YOUR GOAL - Set down, unchanged, the entries below between the line holding "- source-note: Source: Baker" and the line holding "- legend-item-bakken-ls: Bakken", inclusive.

<<<<

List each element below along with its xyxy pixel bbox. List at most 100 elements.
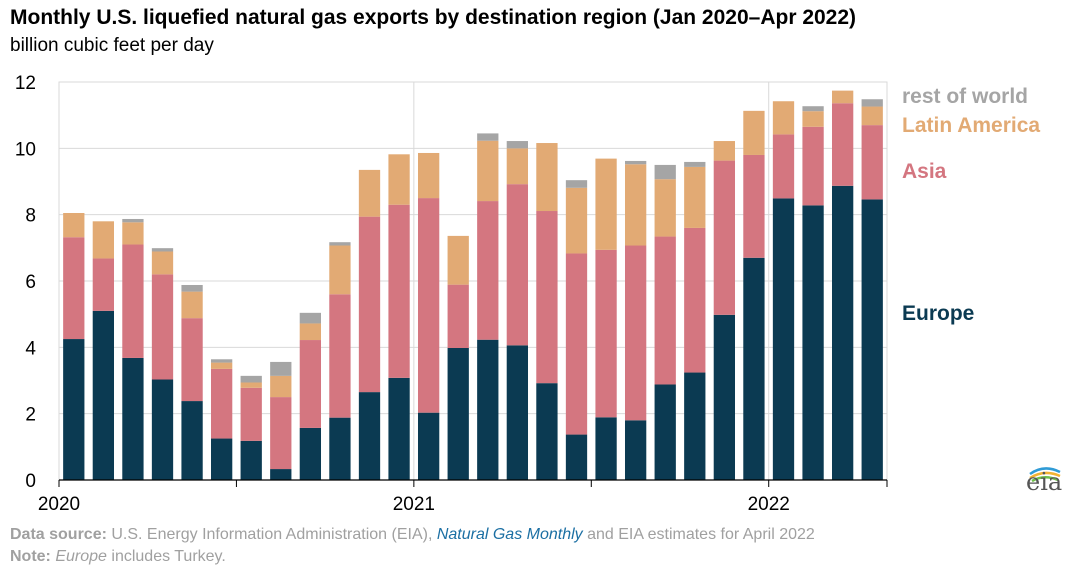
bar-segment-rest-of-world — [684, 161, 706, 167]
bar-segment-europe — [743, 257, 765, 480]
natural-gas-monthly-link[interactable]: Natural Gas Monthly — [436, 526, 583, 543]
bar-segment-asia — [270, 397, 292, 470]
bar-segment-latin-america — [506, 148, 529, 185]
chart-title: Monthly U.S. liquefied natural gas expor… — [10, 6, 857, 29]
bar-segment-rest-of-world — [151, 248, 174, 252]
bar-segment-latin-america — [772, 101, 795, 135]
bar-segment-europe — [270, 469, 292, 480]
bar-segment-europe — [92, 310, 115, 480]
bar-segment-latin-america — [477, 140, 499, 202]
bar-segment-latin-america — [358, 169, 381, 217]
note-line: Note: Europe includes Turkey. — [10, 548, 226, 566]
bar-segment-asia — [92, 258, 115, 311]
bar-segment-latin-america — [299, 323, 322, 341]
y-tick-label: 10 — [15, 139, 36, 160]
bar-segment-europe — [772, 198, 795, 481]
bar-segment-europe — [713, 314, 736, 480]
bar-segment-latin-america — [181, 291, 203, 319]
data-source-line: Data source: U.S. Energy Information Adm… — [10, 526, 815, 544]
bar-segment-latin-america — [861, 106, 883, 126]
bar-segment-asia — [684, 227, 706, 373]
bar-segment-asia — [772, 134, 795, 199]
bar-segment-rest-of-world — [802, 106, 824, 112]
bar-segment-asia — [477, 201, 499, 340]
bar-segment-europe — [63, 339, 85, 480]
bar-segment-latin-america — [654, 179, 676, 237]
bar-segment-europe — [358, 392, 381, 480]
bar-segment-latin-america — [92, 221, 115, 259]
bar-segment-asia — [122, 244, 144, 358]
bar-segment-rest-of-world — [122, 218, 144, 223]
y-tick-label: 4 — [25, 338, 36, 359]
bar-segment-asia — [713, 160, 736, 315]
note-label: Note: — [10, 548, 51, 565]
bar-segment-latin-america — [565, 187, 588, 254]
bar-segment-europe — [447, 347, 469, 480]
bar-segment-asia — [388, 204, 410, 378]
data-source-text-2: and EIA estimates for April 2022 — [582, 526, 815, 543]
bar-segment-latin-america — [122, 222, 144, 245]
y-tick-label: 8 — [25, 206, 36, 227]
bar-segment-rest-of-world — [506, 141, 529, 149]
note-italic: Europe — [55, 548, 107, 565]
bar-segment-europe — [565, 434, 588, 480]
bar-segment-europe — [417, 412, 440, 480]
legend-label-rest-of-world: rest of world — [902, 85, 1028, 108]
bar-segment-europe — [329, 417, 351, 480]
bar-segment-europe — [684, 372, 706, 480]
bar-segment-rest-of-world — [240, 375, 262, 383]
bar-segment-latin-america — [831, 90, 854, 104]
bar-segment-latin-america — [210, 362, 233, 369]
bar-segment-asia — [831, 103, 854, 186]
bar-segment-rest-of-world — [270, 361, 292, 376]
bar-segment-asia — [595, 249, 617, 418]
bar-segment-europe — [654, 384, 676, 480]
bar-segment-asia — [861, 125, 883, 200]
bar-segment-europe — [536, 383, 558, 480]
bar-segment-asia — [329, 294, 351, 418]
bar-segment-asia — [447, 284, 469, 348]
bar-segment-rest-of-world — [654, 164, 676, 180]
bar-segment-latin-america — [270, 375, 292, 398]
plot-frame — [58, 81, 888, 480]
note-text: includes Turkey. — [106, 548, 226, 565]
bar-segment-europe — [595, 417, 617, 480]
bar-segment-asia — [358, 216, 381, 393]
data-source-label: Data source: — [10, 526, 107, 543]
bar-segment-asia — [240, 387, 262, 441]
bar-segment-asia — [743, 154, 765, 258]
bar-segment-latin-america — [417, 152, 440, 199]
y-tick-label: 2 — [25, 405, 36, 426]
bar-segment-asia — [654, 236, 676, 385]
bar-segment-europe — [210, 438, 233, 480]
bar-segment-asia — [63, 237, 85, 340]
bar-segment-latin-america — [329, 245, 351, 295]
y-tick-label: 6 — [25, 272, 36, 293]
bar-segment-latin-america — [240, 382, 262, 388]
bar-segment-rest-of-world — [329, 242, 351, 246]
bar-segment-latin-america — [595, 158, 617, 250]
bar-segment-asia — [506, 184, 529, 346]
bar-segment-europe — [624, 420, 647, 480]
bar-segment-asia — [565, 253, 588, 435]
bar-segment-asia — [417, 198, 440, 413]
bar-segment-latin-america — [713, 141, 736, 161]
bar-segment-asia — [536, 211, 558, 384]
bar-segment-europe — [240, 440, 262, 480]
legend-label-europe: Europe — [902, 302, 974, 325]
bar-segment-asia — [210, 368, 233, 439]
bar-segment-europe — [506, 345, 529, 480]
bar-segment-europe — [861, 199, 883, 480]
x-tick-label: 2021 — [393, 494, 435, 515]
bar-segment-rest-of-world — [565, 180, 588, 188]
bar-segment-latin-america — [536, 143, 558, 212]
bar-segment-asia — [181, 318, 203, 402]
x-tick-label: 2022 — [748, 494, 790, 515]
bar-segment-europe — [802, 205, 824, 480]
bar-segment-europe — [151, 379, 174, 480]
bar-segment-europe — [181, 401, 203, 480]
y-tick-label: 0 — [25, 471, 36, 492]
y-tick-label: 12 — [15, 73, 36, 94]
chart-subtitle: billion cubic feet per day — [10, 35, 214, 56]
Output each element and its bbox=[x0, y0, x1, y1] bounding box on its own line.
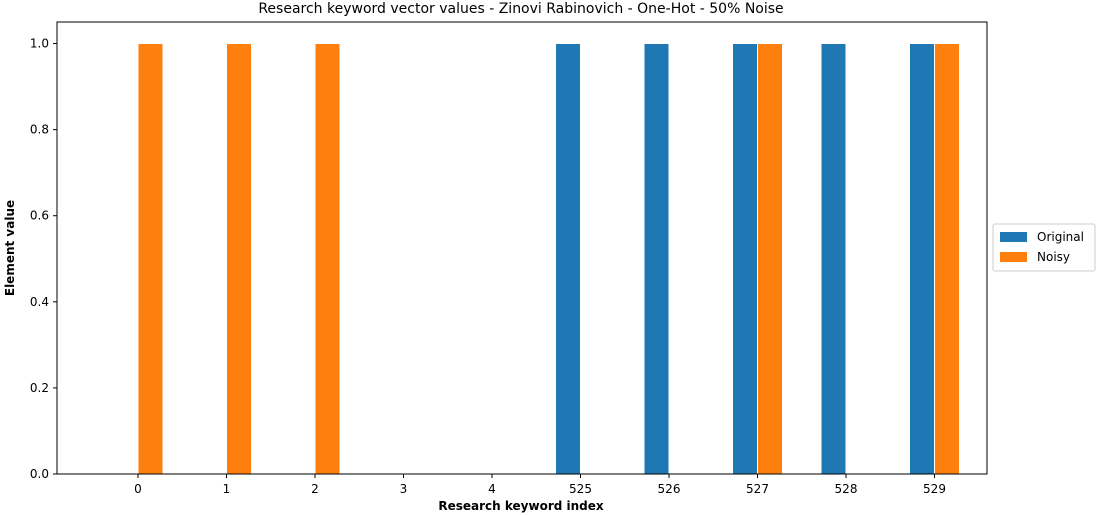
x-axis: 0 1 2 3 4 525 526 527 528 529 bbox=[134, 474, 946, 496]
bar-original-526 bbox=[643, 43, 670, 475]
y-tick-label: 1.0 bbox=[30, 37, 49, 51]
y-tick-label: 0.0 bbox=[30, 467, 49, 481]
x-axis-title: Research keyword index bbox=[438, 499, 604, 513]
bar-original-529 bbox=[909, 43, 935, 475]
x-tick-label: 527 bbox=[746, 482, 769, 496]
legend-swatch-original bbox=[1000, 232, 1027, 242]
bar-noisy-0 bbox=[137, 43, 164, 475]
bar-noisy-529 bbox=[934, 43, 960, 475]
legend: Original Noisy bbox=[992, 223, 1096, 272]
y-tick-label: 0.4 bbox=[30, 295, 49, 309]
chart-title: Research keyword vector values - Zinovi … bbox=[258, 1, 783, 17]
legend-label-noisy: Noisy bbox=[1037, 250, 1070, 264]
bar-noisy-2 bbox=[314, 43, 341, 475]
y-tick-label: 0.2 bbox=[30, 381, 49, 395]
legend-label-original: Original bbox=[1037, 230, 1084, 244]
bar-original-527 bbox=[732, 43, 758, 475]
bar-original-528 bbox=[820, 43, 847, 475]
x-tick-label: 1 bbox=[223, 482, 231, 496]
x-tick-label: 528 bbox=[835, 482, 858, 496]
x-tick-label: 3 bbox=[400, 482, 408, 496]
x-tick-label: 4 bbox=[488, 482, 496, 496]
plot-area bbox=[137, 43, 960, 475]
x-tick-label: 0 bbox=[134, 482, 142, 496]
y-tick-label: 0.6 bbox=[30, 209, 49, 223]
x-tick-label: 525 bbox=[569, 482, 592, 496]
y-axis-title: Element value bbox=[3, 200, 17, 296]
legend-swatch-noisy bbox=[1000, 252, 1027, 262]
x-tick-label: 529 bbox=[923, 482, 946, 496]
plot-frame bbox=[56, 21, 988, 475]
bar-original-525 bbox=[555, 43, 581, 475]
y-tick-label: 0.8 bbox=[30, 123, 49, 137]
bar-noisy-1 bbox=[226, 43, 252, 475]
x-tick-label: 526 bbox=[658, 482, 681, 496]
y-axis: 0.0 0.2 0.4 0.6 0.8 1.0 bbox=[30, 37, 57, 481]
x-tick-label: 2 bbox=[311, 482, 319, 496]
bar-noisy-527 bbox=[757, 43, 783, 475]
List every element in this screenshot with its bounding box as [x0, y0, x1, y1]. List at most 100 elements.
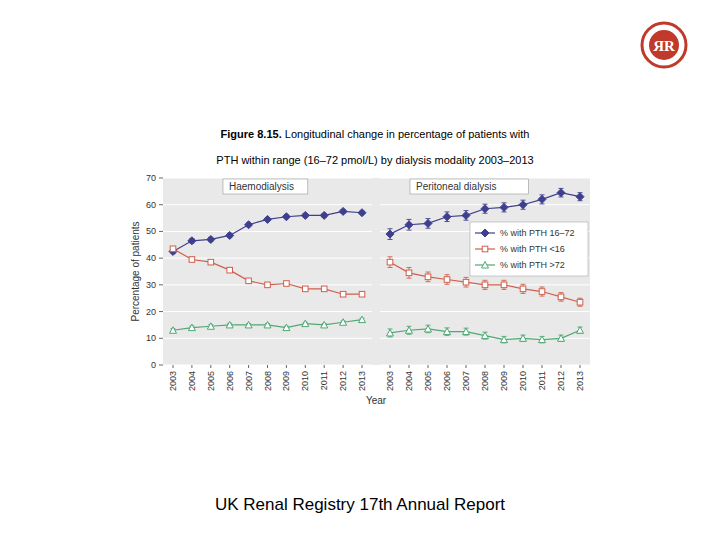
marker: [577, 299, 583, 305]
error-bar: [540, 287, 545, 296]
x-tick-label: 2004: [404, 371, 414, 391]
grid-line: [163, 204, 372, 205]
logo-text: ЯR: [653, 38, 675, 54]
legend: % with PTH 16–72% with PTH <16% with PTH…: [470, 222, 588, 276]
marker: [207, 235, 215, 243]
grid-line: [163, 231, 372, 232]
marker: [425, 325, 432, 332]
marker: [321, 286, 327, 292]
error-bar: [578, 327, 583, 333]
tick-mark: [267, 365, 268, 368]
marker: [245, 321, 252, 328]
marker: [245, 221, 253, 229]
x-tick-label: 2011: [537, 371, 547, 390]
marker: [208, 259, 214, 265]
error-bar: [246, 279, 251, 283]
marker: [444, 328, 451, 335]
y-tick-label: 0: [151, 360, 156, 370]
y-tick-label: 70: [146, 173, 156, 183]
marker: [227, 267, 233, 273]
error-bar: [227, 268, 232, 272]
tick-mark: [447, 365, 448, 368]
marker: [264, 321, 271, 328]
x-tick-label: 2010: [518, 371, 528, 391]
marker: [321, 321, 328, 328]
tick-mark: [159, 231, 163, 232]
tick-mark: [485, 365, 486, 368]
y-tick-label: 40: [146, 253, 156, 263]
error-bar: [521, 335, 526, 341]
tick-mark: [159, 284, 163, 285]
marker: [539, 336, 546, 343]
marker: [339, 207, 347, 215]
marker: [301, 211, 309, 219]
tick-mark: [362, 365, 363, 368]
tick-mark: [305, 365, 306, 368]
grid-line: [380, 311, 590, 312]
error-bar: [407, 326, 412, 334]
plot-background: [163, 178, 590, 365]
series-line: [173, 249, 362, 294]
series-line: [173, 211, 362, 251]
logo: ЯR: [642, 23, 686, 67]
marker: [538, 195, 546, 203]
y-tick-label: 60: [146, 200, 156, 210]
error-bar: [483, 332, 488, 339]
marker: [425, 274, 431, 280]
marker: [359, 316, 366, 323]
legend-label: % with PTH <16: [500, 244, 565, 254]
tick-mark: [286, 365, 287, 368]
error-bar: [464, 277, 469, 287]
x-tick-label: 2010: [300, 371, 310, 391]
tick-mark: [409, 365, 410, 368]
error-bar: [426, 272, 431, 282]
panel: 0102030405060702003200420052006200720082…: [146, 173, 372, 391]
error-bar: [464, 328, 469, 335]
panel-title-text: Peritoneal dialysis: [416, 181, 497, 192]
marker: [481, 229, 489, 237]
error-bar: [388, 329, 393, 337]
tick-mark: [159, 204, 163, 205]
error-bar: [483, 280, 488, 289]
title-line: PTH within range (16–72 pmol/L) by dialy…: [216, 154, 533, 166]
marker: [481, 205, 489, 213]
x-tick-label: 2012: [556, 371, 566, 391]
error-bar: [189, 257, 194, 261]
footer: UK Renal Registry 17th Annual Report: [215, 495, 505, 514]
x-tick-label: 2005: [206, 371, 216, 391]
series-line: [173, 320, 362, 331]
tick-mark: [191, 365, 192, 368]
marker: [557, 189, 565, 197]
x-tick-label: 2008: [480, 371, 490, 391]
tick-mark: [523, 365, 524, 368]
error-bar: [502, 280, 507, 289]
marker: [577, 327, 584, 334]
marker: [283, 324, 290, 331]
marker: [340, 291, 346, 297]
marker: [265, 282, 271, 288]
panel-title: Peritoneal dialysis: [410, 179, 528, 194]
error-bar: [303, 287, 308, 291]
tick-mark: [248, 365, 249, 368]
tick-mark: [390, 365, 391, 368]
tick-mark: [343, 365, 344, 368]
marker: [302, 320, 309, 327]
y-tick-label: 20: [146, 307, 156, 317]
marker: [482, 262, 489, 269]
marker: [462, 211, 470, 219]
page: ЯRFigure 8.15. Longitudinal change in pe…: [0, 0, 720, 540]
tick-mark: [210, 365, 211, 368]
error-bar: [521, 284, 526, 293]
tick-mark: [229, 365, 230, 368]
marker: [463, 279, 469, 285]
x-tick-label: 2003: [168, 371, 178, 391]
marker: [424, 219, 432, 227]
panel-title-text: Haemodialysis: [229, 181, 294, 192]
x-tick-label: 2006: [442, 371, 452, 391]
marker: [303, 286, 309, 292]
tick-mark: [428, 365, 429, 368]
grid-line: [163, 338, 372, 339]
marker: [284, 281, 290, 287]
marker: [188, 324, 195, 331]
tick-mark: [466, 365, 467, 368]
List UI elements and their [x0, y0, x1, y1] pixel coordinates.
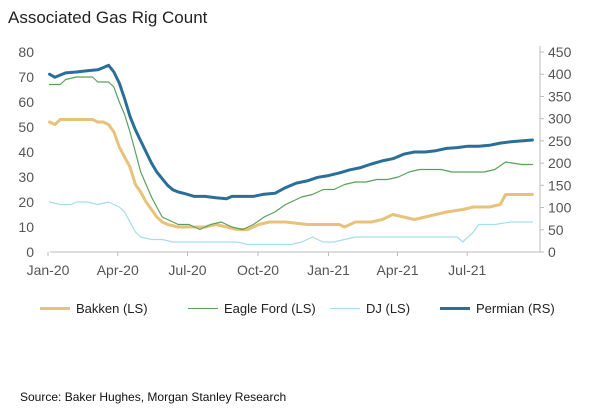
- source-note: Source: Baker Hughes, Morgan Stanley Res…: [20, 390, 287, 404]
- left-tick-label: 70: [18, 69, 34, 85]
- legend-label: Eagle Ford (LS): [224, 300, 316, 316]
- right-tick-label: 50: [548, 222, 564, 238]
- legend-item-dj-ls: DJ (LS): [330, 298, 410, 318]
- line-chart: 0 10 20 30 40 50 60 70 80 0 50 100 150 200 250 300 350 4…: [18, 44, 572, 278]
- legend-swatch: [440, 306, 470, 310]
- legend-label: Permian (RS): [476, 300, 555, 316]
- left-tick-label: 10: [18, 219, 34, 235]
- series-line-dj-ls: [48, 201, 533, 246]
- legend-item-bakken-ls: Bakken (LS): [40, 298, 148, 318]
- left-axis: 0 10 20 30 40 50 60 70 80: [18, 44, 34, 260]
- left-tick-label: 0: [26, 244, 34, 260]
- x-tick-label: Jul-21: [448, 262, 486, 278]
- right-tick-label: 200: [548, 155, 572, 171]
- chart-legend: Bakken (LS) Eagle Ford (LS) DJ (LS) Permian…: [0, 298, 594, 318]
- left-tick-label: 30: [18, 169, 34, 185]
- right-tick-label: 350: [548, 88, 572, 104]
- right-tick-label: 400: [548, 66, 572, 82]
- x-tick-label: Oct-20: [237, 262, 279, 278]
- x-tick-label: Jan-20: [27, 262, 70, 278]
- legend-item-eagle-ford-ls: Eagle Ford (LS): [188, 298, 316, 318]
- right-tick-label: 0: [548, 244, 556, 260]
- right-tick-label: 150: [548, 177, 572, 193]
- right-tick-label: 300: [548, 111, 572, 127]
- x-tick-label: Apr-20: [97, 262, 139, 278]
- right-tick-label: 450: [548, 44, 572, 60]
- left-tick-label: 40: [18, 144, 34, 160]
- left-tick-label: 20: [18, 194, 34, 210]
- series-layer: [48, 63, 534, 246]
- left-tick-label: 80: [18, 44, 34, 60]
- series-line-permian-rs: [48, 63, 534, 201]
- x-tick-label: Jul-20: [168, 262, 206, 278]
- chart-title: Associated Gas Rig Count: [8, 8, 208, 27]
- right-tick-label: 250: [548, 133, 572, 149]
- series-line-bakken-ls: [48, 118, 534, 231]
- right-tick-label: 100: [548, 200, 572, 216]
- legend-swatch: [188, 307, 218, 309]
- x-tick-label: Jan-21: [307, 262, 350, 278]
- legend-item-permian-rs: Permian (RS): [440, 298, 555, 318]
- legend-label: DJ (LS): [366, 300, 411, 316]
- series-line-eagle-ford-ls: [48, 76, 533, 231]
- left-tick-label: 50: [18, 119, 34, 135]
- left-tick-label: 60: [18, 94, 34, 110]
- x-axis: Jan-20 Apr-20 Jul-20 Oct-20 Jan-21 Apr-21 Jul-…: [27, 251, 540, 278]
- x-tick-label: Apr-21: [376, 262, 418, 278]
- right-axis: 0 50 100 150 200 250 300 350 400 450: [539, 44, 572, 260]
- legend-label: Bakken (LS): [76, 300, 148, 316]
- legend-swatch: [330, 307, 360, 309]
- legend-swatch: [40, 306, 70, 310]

>>>>

RESPONSE TO THE EXERCISE -
- source-note: Source: Baker Hughes, Morgan Stanley Res…: [20, 390, 287, 404]
- left-tick-label: 70: [18, 69, 34, 85]
- legend-label: Eagle Ford (LS): [224, 300, 316, 316]
- right-tick-label: 50: [548, 222, 564, 238]
- legend-item-dj-ls: DJ (LS): [330, 298, 410, 318]
- line-chart: 0 10 20 30 40 50 60 70 80 0 50 100 150 200 250 300 350 4…: [18, 44, 572, 278]
- legend-swatch: [440, 306, 470, 310]
- legend-label: Permian (RS): [476, 300, 555, 316]
- left-tick-label: 10: [18, 219, 34, 235]
- series-line-dj-ls: [48, 201, 533, 246]
- legend-item-bakken-ls: Bakken (LS): [40, 298, 148, 318]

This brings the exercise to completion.